[Written instruction]:
Repeat only the lines below from the one that contains "Type out the text in this image." through the final line, exactly. Omit pictures.

[Data supplied]:
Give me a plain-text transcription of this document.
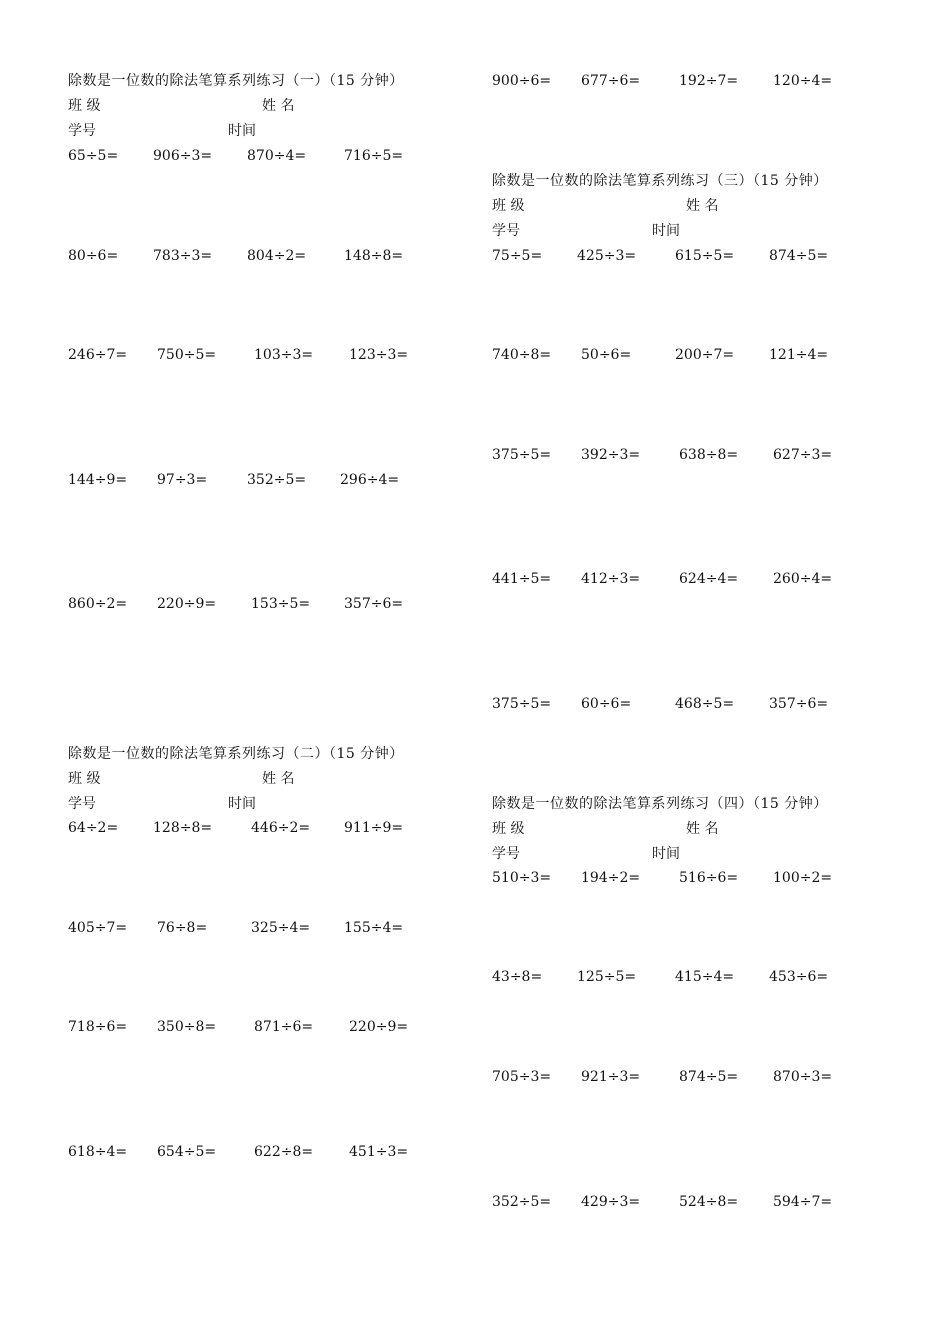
除数是一位数的除法笔算系列练习（一）（15 分钟）
班 级	姓 名
学号	时间
65÷5= 906÷3= 870÷4=	716÷5=
80÷6= 783÷3= 804÷2=	148÷8=
246÷7= 750÷5=	103÷3=	123÷3=
144÷9= 97÷3=	352÷5= 296÷4=
860÷2= 220÷9= 153÷5= 357÷6=
除数是一位数的除法笔算系列练习（二）（15 分钟）
班 级	姓 名
学号	时间
64÷2= 128÷8=	446÷2= 911÷9=
405÷7= 76÷8=	325÷4= 155÷4=
718÷6= 350÷8=	871÷6=	220÷9=
618÷4= 654÷5=	622÷8=	451÷3=
900÷6= 677÷6=	192÷7= 120÷4=
除数是一位数的除法笔算系列练习（三）（15 分钟）
班 级	姓 名
学号	时间
75÷5= 425÷3=	615÷5= 874÷5=
740÷8= 50÷6=	200÷7= 121÷4=
375÷5= 392÷3=	638÷8= 627÷3=
441÷5= 412÷3=	624÷4= 260÷4=
375÷5= 60÷6=	468÷5= 357÷6=
除数是一位数的除法笔算系列练习（四）（15 分钟）
班 级	姓 名
学号	时间
510÷3= 194÷2=	516÷6= 100÷2=
43÷8= 125÷5=	415÷4= 453÷6=
705÷3= 921÷3=	874÷5= 870÷3=
352÷5= 429÷3=	524÷8= 594÷7=
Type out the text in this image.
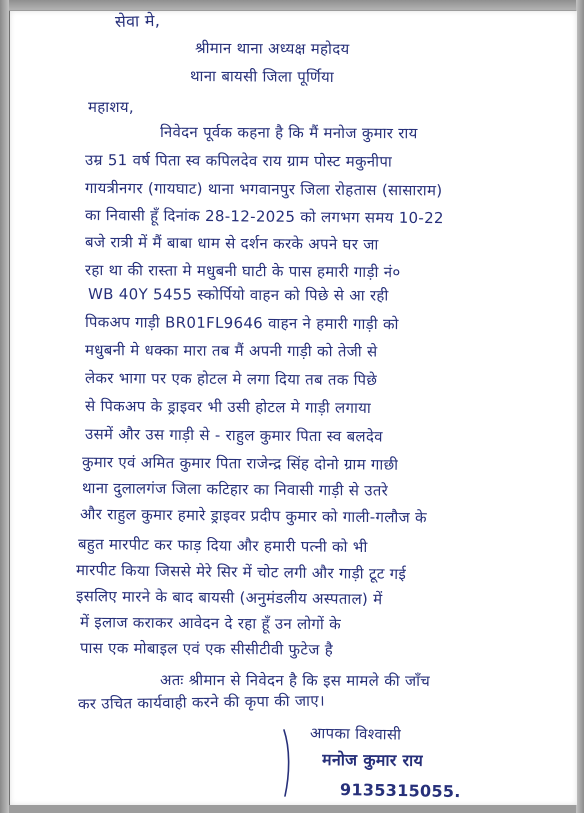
सेवा मे,
श्रीमान थाना अध्यक्ष महोदय
थाना बायसी जिला पूर्णिया
महाशय,
निवेदन पूर्वक कहना है कि मैं मनोज कुमार राय
उम्र 51 वर्ष पिता स्व कपिलदेव राय ग्राम पोस्ट मकुनीपा
गायत्रीनगर (गायघाट) थाना भगवानपुर जिला रोहतास (सासाराम)
का निवासी हूँ दिनांक 28-12-2025 को लगभग समय 10-22
बजे रात्री में मैं बाबा धाम से दर्शन करके अपने घर जा
रहा था की रास्ता मे मधुबनी घाटी के पास हमारी गाड़ी नं०
WB 40Y 5455 स्कोर्पियो वाहन को पिछे से आ रही
पिकअप गाड़ी BR01FL9646 वाहन ने हमारी गाड़ी को
मधुबनी मे धक्का मारा तब मैं अपनी गाड़ी को तेजी से
लेकर भागा पर एक होटल मे लगा दिया तब तक पिछे
से पिकअप के ड्राइवर भी उसी होटल मे गाड़ी लगाया
उसमें और उस गाड़ी से - राहुल कुमार पिता स्व बलदेव
कुमार एवं अमित कुमार पिता राजेन्द्र सिंह दोनो ग्राम गाछी
थाना दुलालगंज जिला कटिहार का निवासी गाड़ी से उतरे
और राहुल कुमार हमारे ड्राइवर प्रदीप कुमार को गाली-गलौज के
बहुत मारपीट कर फाड़ दिया और हमारी पत्नी को भी
मारपीट किया जिससे मेरे सिर में चोट लगी और गाड़ी टूट गई
इसलिए मारने के बाद बायसी (अनुमंडलीय अस्पताल) में
में इलाज कराकर आवेदन दे रहा हूँ उन लोगों के
पास एक मोबाइल एवं एक सीसीटीवी फुटेज है
अतः श्रीमान से निवेदन है कि इस मामले की जाँच
कर उचित कार्यवाही करने की कृपा की जाए।
आपका विश्वासी
मनोज कुमार राय
9135315055.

[Task answer]:
Type out the text in this image.
सेवा मे,
श्रीमान थाना अध्यक्ष महोदय
थाना बायसी जिला पूर्णिया
महाशय,
निवेदन पूर्वक कहना है कि मैं मनोज कुमार राय
उम्र 51 वर्ष पिता स्व कपिलदेव राय ग्राम पोस्ट मकुनीपा
गायत्रीनगर (गायघाट) थाना भगवानपुर जिला रोहतास (सासाराम)
का निवासी हूँ दिनांक 28-12-2025 को लगभग समय 10-22
बजे रात्री में मैं बाबा धाम से दर्शन करके अपने घर जा
रहा था की रास्ता मे मधुबनी घाटी के पास हमारी गाड़ी नं०
WB 40Y 5455 स्कोर्पियो वाहन को पिछे से आ रही
पिकअप गाड़ी BR01FL9646 वाहन ने हमारी गाड़ी को
मधुबनी मे धक्का मारा तब मैं अपनी गाड़ी को तेजी से
लेकर भागा पर एक होटल मे लगा दिया तब तक पिछे
से पिकअप के ड्राइवर भी उसी होटल मे गाड़ी लगाया
उसमें और उस गाड़ी से - राहुल कुमार पिता स्व बलदेव
कुमार एवं अमित कुमार पिता राजेन्द्र सिंह दोनो ग्राम गाछी
थाना दुलालगंज जिला कटिहार का निवासी गाड़ी से उतरे
और राहुल कुमार हमारे ड्राइवर प्रदीप कुमार को गाली-गलौज के
बहुत मारपीट कर फाड़ दिया और हमारी पत्नी को भी
मारपीट किया जिससे मेरे सिर में चोट लगी और गाड़ी टूट गई
इसलिए मारने के बाद बायसी (अनुमंडलीय अस्पताल) में
में इलाज कराकर आवेदन दे रहा हूँ उन लोगों के
पास एक मोबाइल एवं एक सीसीटीवी फुटेज है
अतः श्रीमान से निवेदन है कि इस मामले की जाँच
कर उचित कार्यवाही करने की कृपा की जाए।
आपका विश्वासी
मनोज कुमार राय
9135315055.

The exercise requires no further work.